Structured figure records:
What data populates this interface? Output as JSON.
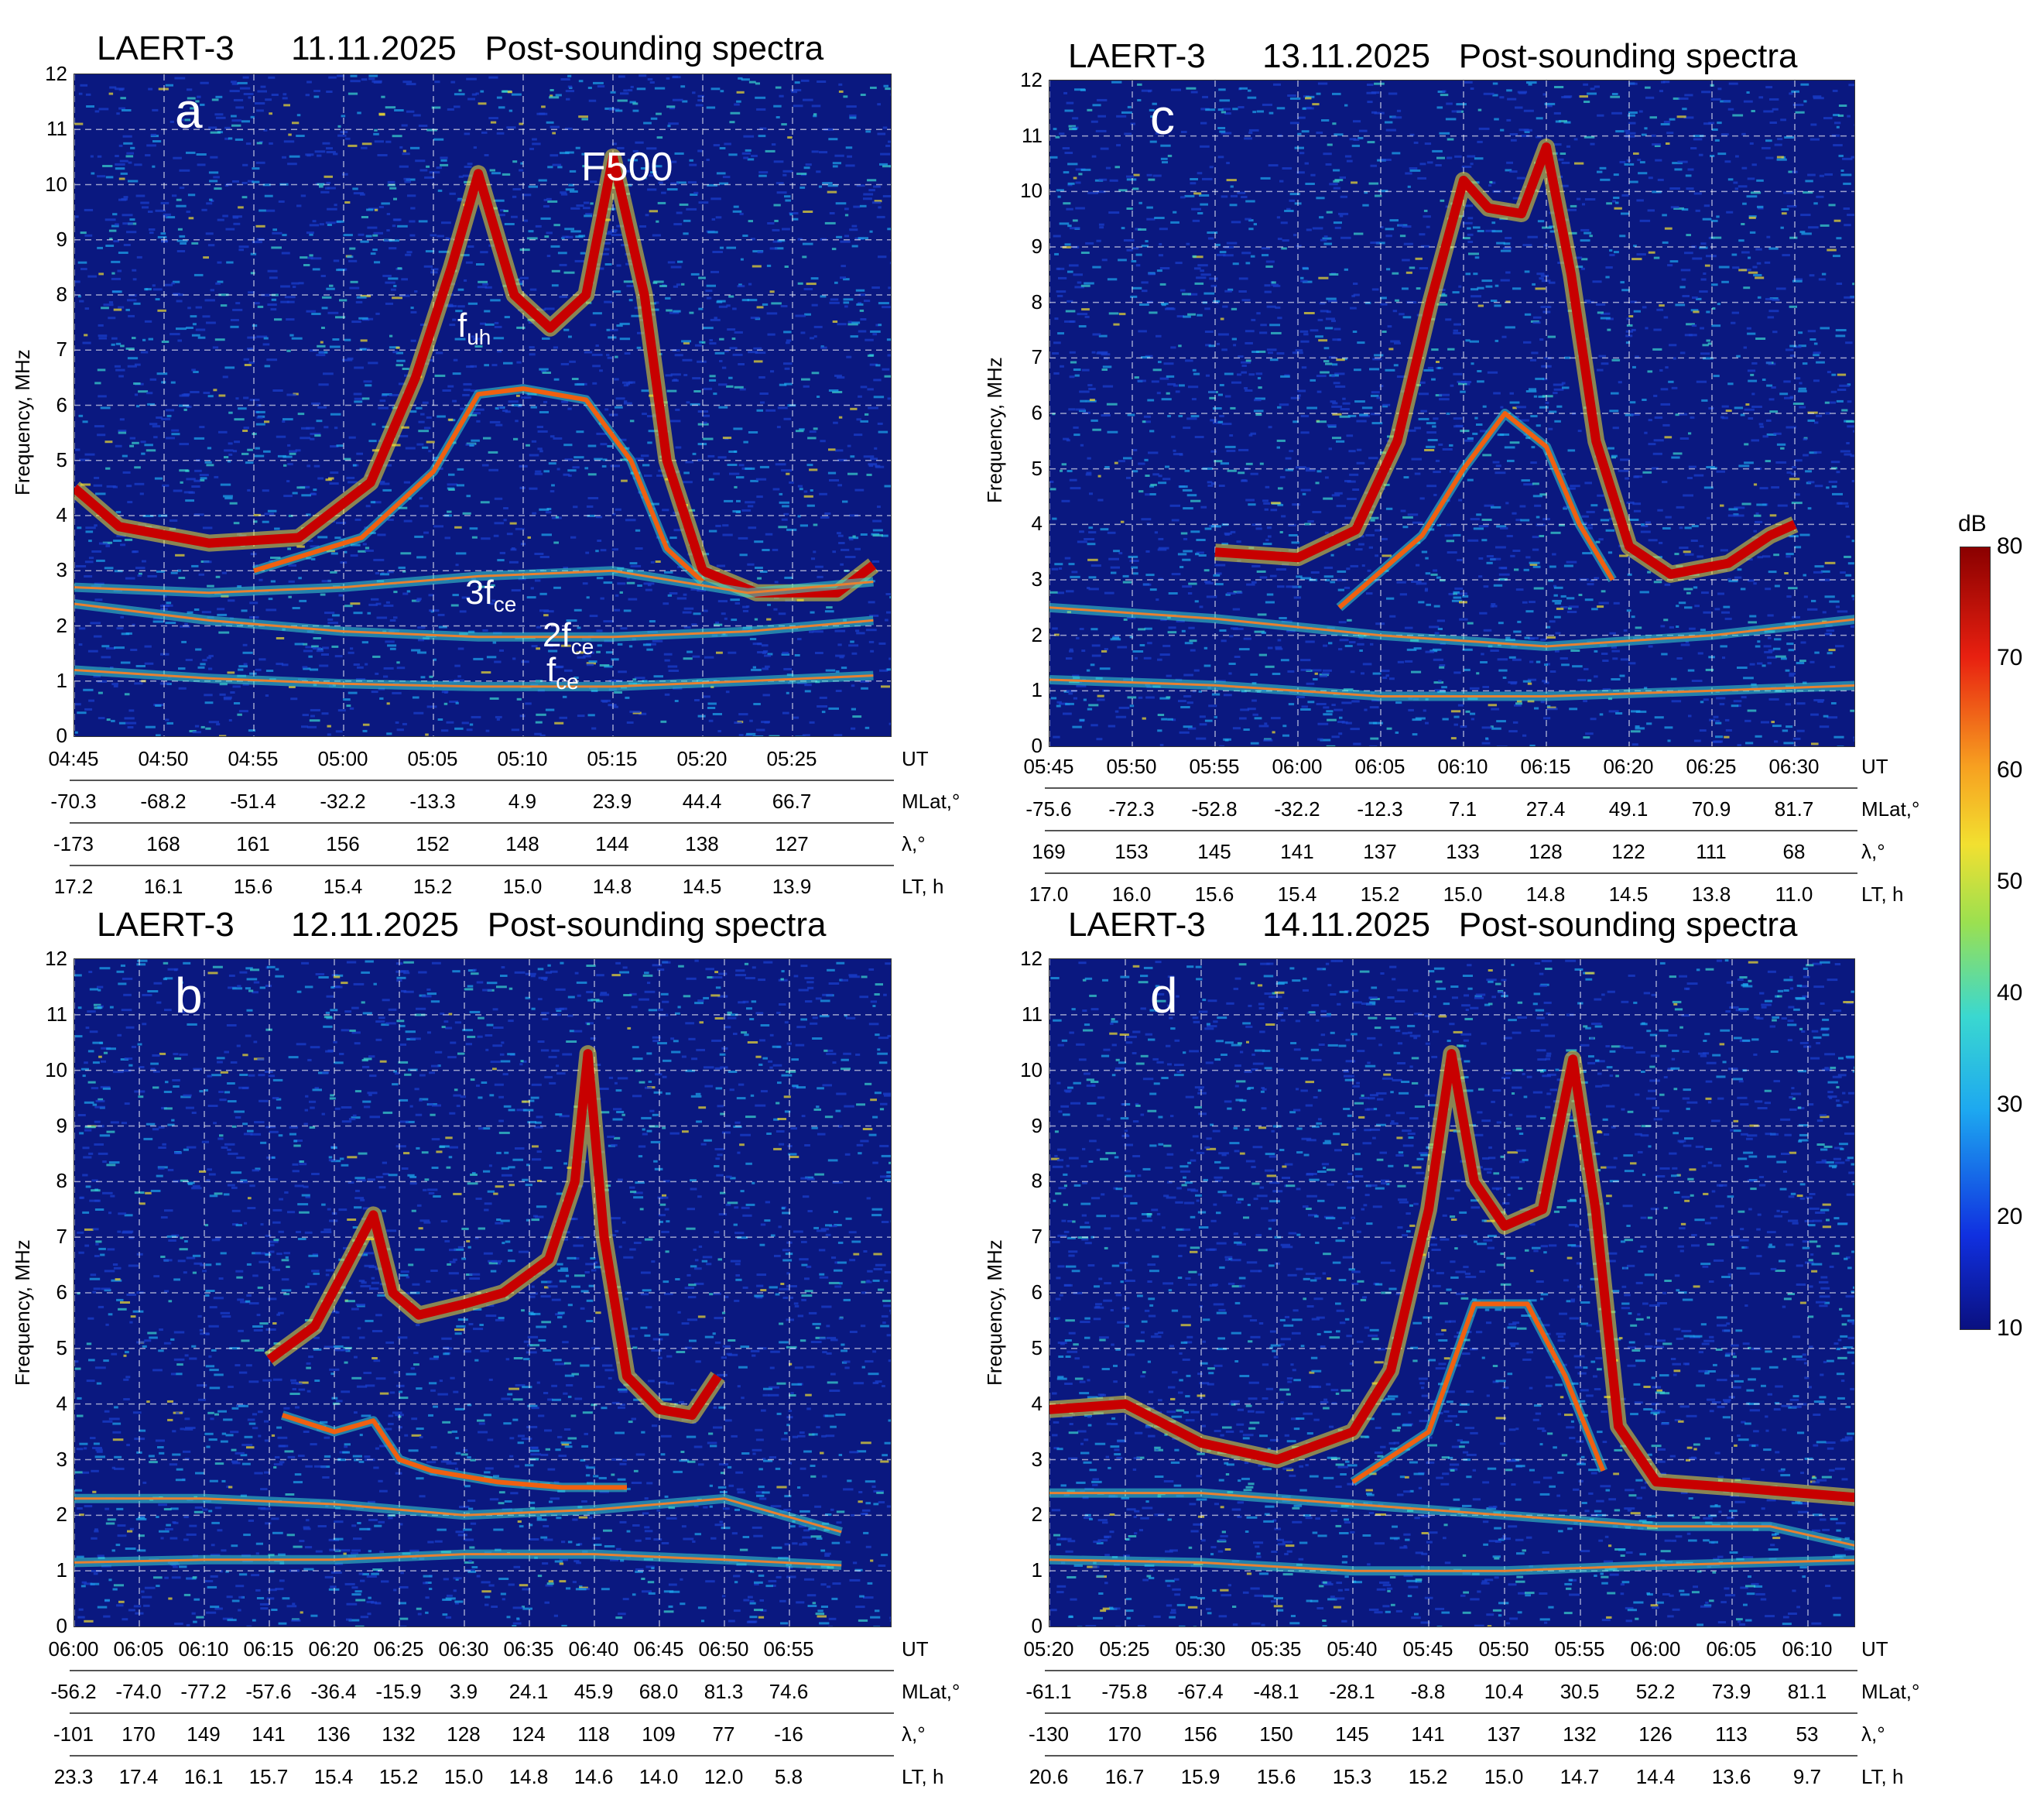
{
  "colorbar": {
    "label": "dB",
    "ticks": [
      80,
      70,
      60,
      50,
      40,
      30,
      20,
      10
    ],
    "min": 10,
    "max": 80
  },
  "panels": [
    {
      "letter": "a",
      "mission": "LAERT-3",
      "date": "11.11.2025",
      "subtitle": "Post-sounding spectra",
      "ylabel": "Frequency, MHz",
      "yticks": [
        "0",
        "1",
        "2",
        "3",
        "4",
        "5",
        "6",
        "7",
        "8",
        "9",
        "10",
        "11",
        "12"
      ],
      "ut": [
        "04:45",
        "04:50",
        "04:55",
        "05:00",
        "05:05",
        "05:10",
        "05:15",
        "05:20",
        "05:25"
      ],
      "mlat": [
        "-70.3",
        "-68.2",
        "-51.4",
        "-32.2",
        "-13.3",
        "4.9",
        "23.9",
        "44.4",
        "66.7"
      ],
      "lambda": [
        "-173",
        "168",
        "161",
        "156",
        "152",
        "148",
        "144",
        "138",
        "127"
      ],
      "lt": [
        "17.2",
        "16.1",
        "15.6",
        "15.4",
        "15.2",
        "15.0",
        "14.8",
        "14.5",
        "13.9"
      ],
      "row_units": [
        "UT",
        "MLat,°",
        "λ,°",
        "LT, h"
      ],
      "annotations": [
        {
          "text": "F500",
          "sub": ""
        },
        {
          "text": "f",
          "sub": "uh"
        },
        {
          "text": "3f",
          "sub": "ce"
        },
        {
          "text": "2f",
          "sub": "ce"
        },
        {
          "text": "f",
          "sub": "ce"
        }
      ]
    },
    {
      "letter": "b",
      "mission": "LAERT-3",
      "date": "12.11.2025",
      "subtitle": "Post-sounding spectra",
      "ylabel": "Frequency, MHz",
      "yticks": [
        "0",
        "1",
        "2",
        "3",
        "4",
        "5",
        "6",
        "7",
        "8",
        "9",
        "10",
        "11",
        "12"
      ],
      "ut": [
        "06:00",
        "06:05",
        "06:10",
        "06:15",
        "06:20",
        "06:25",
        "06:30",
        "06:35",
        "06:40",
        "06:45",
        "06:50",
        "06:55"
      ],
      "mlat": [
        "-56.2",
        "-74.0",
        "-77.2",
        "-57.6",
        "-36.4",
        "-15.9",
        "3.9",
        "24.1",
        "45.9",
        "68.0",
        "81.3",
        "74.6"
      ],
      "lambda": [
        "-101",
        "170",
        "149",
        "141",
        "136",
        "132",
        "128",
        "124",
        "118",
        "109",
        "77",
        "-16"
      ],
      "lt": [
        "23.3",
        "17.4",
        "16.1",
        "15.7",
        "15.4",
        "15.2",
        "15.0",
        "14.8",
        "14.6",
        "14.0",
        "12.0",
        "5.8"
      ],
      "row_units": [
        "UT",
        "MLat,°",
        "λ,°",
        "LT, h"
      ],
      "annotations": []
    },
    {
      "letter": "c",
      "mission": "LAERT-3",
      "date": "13.11.2025",
      "subtitle": "Post-sounding spectra",
      "ylabel": "Frequency, MHz",
      "yticks": [
        "0",
        "1",
        "2",
        "3",
        "4",
        "5",
        "6",
        "7",
        "8",
        "9",
        "10",
        "11",
        "12"
      ],
      "ut": [
        "05:45",
        "05:50",
        "05:55",
        "06:00",
        "06:05",
        "06:10",
        "06:15",
        "06:20",
        "06:25",
        "06:30"
      ],
      "mlat": [
        "-75.6",
        "-72.3",
        "-52.8",
        "-32.2",
        "-12.3",
        "7.1",
        "27.4",
        "49.1",
        "70.9",
        "81.7"
      ],
      "lambda": [
        "169",
        "153",
        "145",
        "141",
        "137",
        "133",
        "128",
        "122",
        "111",
        "68"
      ],
      "lt": [
        "17.0",
        "16.0",
        "15.6",
        "15.4",
        "15.2",
        "15.0",
        "14.8",
        "14.5",
        "13.8",
        "11.0"
      ],
      "row_units": [
        "UT",
        "MLat,°",
        "λ,°",
        "LT, h"
      ],
      "annotations": []
    },
    {
      "letter": "d",
      "mission": "LAERT-3",
      "date": "14.11.2025",
      "subtitle": "Post-sounding spectra",
      "ylabel": "Frequency, MHz",
      "yticks": [
        "0",
        "1",
        "2",
        "3",
        "4",
        "5",
        "6",
        "7",
        "8",
        "9",
        "10",
        "11",
        "12"
      ],
      "ut": [
        "05:20",
        "05:25",
        "05:30",
        "05:35",
        "05:40",
        "05:45",
        "05:50",
        "05:55",
        "06:00",
        "06:05",
        "06:10"
      ],
      "mlat": [
        "-61.1",
        "-75.8",
        "-67.4",
        "-48.1",
        "-28.1",
        "-8.8",
        "10.4",
        "30.5",
        "52.2",
        "73.9",
        "81.1"
      ],
      "lambda": [
        "-130",
        "170",
        "156",
        "150",
        "145",
        "141",
        "137",
        "132",
        "126",
        "113",
        "53"
      ],
      "lt": [
        "20.6",
        "16.7",
        "15.9",
        "15.6",
        "15.3",
        "15.2",
        "15.0",
        "14.7",
        "14.4",
        "13.6",
        "9.7"
      ],
      "row_units": [
        "UT",
        "MLat,°",
        "λ,°",
        "LT, h"
      ],
      "annotations": []
    }
  ],
  "chart_data": [
    {
      "type": "heatmap",
      "title": "LAERT-3 11.11.2025 Post-sounding spectra",
      "ylabel": "Frequency, MHz",
      "ylim": [
        0,
        12
      ],
      "colorbar_label": "dB",
      "clim": [
        10,
        80
      ],
      "x": [
        "04:45",
        "04:50",
        "04:55",
        "05:00",
        "05:05",
        "05:10",
        "05:15",
        "05:20",
        "05:25"
      ],
      "traces": [
        {
          "name": "F500",
          "points": [
            [
              0,
              4.5
            ],
            [
              0.5,
              3.8
            ],
            [
              1.5,
              3.5
            ],
            [
              2.5,
              3.6
            ],
            [
              3.3,
              4.6
            ],
            [
              3.8,
              6.5
            ],
            [
              4.2,
              8.5
            ],
            [
              4.5,
              10.2
            ],
            [
              4.9,
              8.0
            ],
            [
              5.3,
              7.4
            ],
            [
              5.7,
              8.0
            ],
            [
              6.0,
              10.5
            ],
            [
              6.35,
              8.0
            ],
            [
              6.6,
              5.0
            ],
            [
              7.0,
              3.0
            ],
            [
              7.6,
              2.6
            ],
            [
              8.5,
              2.6
            ],
            [
              8.9,
              3.1
            ]
          ]
        },
        {
          "name": "fuh",
          "points": [
            [
              2.0,
              3.0
            ],
            [
              3.2,
              3.6
            ],
            [
              4.0,
              4.8
            ],
            [
              4.5,
              6.2
            ],
            [
              5.0,
              6.3
            ],
            [
              5.7,
              6.1
            ],
            [
              6.2,
              5.0
            ],
            [
              6.6,
              3.4
            ],
            [
              7.0,
              2.8
            ]
          ]
        },
        {
          "name": "3fce",
          "points": [
            [
              0,
              2.7
            ],
            [
              1.5,
              2.6
            ],
            [
              3.0,
              2.7
            ],
            [
              4.5,
              2.9
            ],
            [
              6.0,
              3.0
            ],
            [
              7.5,
              2.6
            ],
            [
              8.9,
              2.8
            ]
          ]
        },
        {
          "name": "2fce",
          "points": [
            [
              0,
              2.4
            ],
            [
              1.5,
              2.1
            ],
            [
              3.0,
              1.9
            ],
            [
              4.5,
              1.8
            ],
            [
              6.0,
              1.8
            ],
            [
              7.5,
              1.9
            ],
            [
              8.9,
              2.1
            ]
          ]
        },
        {
          "name": "fce",
          "points": [
            [
              0,
              1.2
            ],
            [
              1.5,
              1.05
            ],
            [
              3.0,
              0.95
            ],
            [
              4.5,
              0.9
            ],
            [
              6.0,
              0.9
            ],
            [
              7.5,
              1.0
            ],
            [
              8.9,
              1.1
            ]
          ]
        }
      ]
    },
    {
      "type": "heatmap",
      "title": "LAERT-3 12.11.2025 Post-sounding spectra",
      "ylabel": "Frequency, MHz",
      "ylim": [
        0,
        12
      ],
      "colorbar_label": "dB",
      "clim": [
        10,
        80
      ],
      "x": [
        "06:00",
        "06:05",
        "06:10",
        "06:15",
        "06:20",
        "06:25",
        "06:30",
        "06:35",
        "06:40",
        "06:45",
        "06:50",
        "06:55"
      ],
      "traces": [
        {
          "name": "",
          "points": [
            [
              3.0,
              4.8
            ],
            [
              3.7,
              5.4
            ],
            [
              4.2,
              6.5
            ],
            [
              4.6,
              7.4
            ],
            [
              4.9,
              6.0
            ],
            [
              5.3,
              5.6
            ],
            [
              6.0,
              5.8
            ],
            [
              6.6,
              6.0
            ],
            [
              7.3,
              6.6
            ],
            [
              7.7,
              8.0
            ],
            [
              7.9,
              10.3
            ],
            [
              8.15,
              7.0
            ],
            [
              8.5,
              4.5
            ],
            [
              9.0,
              3.9
            ],
            [
              9.5,
              3.8
            ],
            [
              9.9,
              4.5
            ]
          ]
        },
        {
          "name": "",
          "points": [
            [
              3.2,
              3.8
            ],
            [
              4.0,
              3.5
            ],
            [
              4.6,
              3.7
            ],
            [
              5.0,
              3.0
            ],
            [
              5.5,
              2.8
            ],
            [
              6.5,
              2.6
            ],
            [
              7.5,
              2.5
            ],
            [
              8.5,
              2.5
            ]
          ]
        },
        {
          "name": "",
          "points": [
            [
              0,
              2.3
            ],
            [
              2.0,
              2.3
            ],
            [
              4.0,
              2.2
            ],
            [
              6.0,
              2.0
            ],
            [
              8.0,
              2.1
            ],
            [
              10.0,
              2.3
            ],
            [
              11.8,
              1.7
            ]
          ]
        },
        {
          "name": "",
          "points": [
            [
              0,
              1.15
            ],
            [
              2.0,
              1.2
            ],
            [
              4.0,
              1.2
            ],
            [
              6.0,
              1.3
            ],
            [
              8.0,
              1.3
            ],
            [
              10.0,
              1.2
            ],
            [
              11.8,
              1.1
            ]
          ]
        }
      ]
    },
    {
      "type": "heatmap",
      "title": "LAERT-3 13.11.2025 Post-sounding spectra",
      "ylabel": "Frequency, MHz",
      "ylim": [
        0,
        12
      ],
      "colorbar_label": "dB",
      "clim": [
        10,
        80
      ],
      "x": [
        "05:45",
        "05:50",
        "05:55",
        "06:00",
        "06:05",
        "06:10",
        "06:15",
        "06:20",
        "06:25",
        "06:30"
      ],
      "traces": [
        {
          "name": "",
          "points": [
            [
              2.0,
              3.5
            ],
            [
              3.0,
              3.4
            ],
            [
              3.7,
              3.9
            ],
            [
              4.2,
              5.5
            ],
            [
              4.6,
              8.0
            ],
            [
              5.0,
              10.2
            ],
            [
              5.3,
              9.7
            ],
            [
              5.7,
              9.6
            ],
            [
              6.0,
              10.8
            ],
            [
              6.3,
              8.5
            ],
            [
              6.6,
              5.5
            ],
            [
              7.0,
              3.6
            ],
            [
              7.5,
              3.1
            ],
            [
              8.2,
              3.3
            ],
            [
              8.7,
              3.8
            ],
            [
              9.0,
              4.0
            ]
          ]
        },
        {
          "name": "",
          "points": [
            [
              3.5,
              2.5
            ],
            [
              4.5,
              3.8
            ],
            [
              5.0,
              5.0
            ],
            [
              5.5,
              6.0
            ],
            [
              6.0,
              5.4
            ],
            [
              6.4,
              4.0
            ],
            [
              6.8,
              3.0
            ]
          ]
        },
        {
          "name": "",
          "points": [
            [
              0,
              2.5
            ],
            [
              2.0,
              2.3
            ],
            [
              4.0,
              2.0
            ],
            [
              6.0,
              1.8
            ],
            [
              8.0,
              2.0
            ],
            [
              9.8,
              2.3
            ]
          ]
        },
        {
          "name": "",
          "points": [
            [
              0,
              1.2
            ],
            [
              2.0,
              1.1
            ],
            [
              4.0,
              0.9
            ],
            [
              6.0,
              0.9
            ],
            [
              8.0,
              1.0
            ],
            [
              9.8,
              1.1
            ]
          ]
        }
      ]
    },
    {
      "type": "heatmap",
      "title": "LAERT-3 14.11.2025 Post-sounding spectra",
      "ylabel": "Frequency, MHz",
      "ylim": [
        0,
        12
      ],
      "colorbar_label": "dB",
      "clim": [
        10,
        80
      ],
      "x": [
        "05:20",
        "05:25",
        "05:30",
        "05:35",
        "05:40",
        "05:45",
        "05:50",
        "05:55",
        "06:00",
        "06:05",
        "06:10"
      ],
      "traces": [
        {
          "name": "",
          "points": [
            [
              0,
              3.9
            ],
            [
              1.0,
              4.0
            ],
            [
              2.0,
              3.3
            ],
            [
              3.0,
              3.0
            ],
            [
              4.0,
              3.5
            ],
            [
              4.5,
              4.6
            ],
            [
              5.0,
              7.5
            ],
            [
              5.3,
              10.3
            ],
            [
              5.6,
              8.0
            ],
            [
              6.0,
              7.2
            ],
            [
              6.5,
              7.5
            ],
            [
              6.9,
              10.2
            ],
            [
              7.2,
              7.5
            ],
            [
              7.5,
              3.6
            ],
            [
              8.0,
              2.6
            ],
            [
              9.0,
              2.5
            ],
            [
              10.8,
              2.3
            ]
          ]
        },
        {
          "name": "",
          "points": [
            [
              4.0,
              2.6
            ],
            [
              5.0,
              3.5
            ],
            [
              5.6,
              5.8
            ],
            [
              6.3,
              5.8
            ],
            [
              6.8,
              4.5
            ],
            [
              7.3,
              2.8
            ]
          ]
        },
        {
          "name": "",
          "points": [
            [
              0,
              2.4
            ],
            [
              2.0,
              2.4
            ],
            [
              4.0,
              2.2
            ],
            [
              6.0,
              2.0
            ],
            [
              8.0,
              1.8
            ],
            [
              9.5,
              1.8
            ],
            [
              10.8,
              1.4
            ]
          ]
        },
        {
          "name": "",
          "points": [
            [
              0,
              1.2
            ],
            [
              2.0,
              1.15
            ],
            [
              4.0,
              1.0
            ],
            [
              6.0,
              1.0
            ],
            [
              8.0,
              1.1
            ],
            [
              10.8,
              1.2
            ]
          ]
        }
      ]
    }
  ]
}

Work to complete -> Say how many lines in this listing hold the string "date", giving the count and nothing more.

Answer to the exercise -> 4